You are not describing unreasonable reasons for passing over potential spouses, but a very good reason. Hang in there. You have to have the courage to accept that you may be choosing not to marry at all, rather than marrying badly. That is OK. God gives victories to the faithful, not the “successful.” Keep looking, not just for someone who could be courtship material, but also for companions who will give you the friendship and support you will need both now and after you marry. (One man can’t do it all, not even a really good one.)

Also, dare to ask God to help you to find this man and these companions you need. God cannot be ordered about, but you will never bring a true need to God in simple faith without receiving any consolation. What you will find many times is that you grow in your reliance in God, regardless of whether God’s answer is “yes” or “no, this instead.” When your prayer is granted, your gratitude for such a great blessing is bolstered, as well. In contrast, if you do not ask, you may easily thank yourself instead of God when you find someone.

--------------------

EXERCISE GOAL —
Answer these questions using the passage on marriage and prayer above.
1. To whom does God give victories?
2. Besides someone who could be courtship material, what else should the reader keep looking for?
3. What may happen if the reader does not ask God for help?

SUPPLIED MATERIAL —
--------------------

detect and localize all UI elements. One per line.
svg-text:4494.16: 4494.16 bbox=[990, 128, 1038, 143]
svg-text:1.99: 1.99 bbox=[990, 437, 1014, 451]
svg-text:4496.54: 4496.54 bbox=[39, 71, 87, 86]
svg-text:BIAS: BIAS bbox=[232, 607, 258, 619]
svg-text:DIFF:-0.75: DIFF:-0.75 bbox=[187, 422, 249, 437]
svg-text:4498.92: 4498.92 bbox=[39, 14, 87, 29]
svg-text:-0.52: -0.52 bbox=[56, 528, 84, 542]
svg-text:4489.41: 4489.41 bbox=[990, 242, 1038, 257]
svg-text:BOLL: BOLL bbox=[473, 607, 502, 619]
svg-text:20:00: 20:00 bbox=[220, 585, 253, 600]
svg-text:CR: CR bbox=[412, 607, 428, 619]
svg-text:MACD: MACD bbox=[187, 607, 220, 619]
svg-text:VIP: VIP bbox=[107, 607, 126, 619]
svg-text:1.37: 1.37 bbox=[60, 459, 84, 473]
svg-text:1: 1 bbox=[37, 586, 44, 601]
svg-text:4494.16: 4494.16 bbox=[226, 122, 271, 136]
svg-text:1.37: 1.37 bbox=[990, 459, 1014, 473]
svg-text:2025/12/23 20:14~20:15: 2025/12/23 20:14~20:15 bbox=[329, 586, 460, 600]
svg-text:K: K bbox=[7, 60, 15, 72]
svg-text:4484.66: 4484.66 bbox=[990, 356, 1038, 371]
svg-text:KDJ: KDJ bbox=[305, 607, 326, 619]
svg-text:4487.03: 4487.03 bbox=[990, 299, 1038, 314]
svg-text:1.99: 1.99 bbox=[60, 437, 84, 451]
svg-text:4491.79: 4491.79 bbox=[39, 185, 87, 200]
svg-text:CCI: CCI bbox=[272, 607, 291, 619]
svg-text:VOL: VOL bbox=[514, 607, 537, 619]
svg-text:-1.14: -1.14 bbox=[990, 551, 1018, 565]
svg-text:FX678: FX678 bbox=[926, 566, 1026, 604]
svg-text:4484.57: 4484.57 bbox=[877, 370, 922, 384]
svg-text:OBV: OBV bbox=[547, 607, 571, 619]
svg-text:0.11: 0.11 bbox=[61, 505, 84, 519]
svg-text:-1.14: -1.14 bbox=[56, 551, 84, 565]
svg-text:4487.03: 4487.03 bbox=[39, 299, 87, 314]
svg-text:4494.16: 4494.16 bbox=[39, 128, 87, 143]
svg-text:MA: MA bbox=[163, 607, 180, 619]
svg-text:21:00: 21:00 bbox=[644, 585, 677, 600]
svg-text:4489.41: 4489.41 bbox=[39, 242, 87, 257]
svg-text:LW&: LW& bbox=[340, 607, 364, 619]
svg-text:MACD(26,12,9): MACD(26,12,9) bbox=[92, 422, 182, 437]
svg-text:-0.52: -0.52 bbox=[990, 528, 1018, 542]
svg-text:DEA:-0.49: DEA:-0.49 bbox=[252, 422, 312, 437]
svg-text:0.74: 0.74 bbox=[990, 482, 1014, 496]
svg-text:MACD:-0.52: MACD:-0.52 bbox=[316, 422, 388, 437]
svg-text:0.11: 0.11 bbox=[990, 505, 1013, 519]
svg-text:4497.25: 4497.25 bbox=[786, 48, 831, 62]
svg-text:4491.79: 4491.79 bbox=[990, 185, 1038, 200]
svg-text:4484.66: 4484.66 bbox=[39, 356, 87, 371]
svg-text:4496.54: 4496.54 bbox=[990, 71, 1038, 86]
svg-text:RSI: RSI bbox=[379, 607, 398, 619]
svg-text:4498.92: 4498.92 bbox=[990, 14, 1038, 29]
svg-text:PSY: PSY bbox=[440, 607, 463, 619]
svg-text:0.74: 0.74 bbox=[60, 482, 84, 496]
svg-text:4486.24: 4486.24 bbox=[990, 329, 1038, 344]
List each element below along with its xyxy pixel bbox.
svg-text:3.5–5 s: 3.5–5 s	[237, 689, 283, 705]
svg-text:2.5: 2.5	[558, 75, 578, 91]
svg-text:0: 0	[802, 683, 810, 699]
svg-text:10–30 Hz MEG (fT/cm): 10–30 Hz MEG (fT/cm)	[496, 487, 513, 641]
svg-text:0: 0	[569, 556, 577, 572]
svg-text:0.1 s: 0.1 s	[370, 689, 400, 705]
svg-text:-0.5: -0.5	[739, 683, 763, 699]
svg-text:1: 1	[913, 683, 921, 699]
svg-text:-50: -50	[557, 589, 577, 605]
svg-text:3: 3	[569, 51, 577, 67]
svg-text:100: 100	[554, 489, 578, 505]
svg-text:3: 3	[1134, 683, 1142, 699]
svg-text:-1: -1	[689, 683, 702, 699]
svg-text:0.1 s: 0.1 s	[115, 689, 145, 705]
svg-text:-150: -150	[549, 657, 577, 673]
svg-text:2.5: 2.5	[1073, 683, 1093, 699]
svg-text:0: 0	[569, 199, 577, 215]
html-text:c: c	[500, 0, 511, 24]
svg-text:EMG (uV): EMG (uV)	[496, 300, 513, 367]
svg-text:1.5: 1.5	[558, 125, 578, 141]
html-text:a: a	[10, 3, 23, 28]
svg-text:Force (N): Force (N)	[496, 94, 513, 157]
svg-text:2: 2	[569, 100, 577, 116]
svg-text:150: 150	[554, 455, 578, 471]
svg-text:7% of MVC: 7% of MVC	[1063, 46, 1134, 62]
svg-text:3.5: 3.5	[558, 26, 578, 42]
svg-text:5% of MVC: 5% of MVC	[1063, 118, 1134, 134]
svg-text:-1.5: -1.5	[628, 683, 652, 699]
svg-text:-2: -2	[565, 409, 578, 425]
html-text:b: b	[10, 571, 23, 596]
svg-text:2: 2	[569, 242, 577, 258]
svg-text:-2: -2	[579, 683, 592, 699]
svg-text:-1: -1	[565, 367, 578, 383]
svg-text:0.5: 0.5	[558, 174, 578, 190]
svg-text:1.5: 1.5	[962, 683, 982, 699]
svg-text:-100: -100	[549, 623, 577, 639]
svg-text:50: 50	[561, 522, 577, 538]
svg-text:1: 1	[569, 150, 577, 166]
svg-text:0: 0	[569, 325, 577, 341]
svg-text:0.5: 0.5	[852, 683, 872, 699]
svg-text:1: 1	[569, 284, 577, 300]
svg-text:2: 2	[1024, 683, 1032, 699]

--------------------

RESULT OF THE TASK —
1. To the faithful, not the "successful."
2. Companions who will give the friendship and support the reader will need both now and after marrying.
3. The reader may easily thank themselves instead of God when they find someone.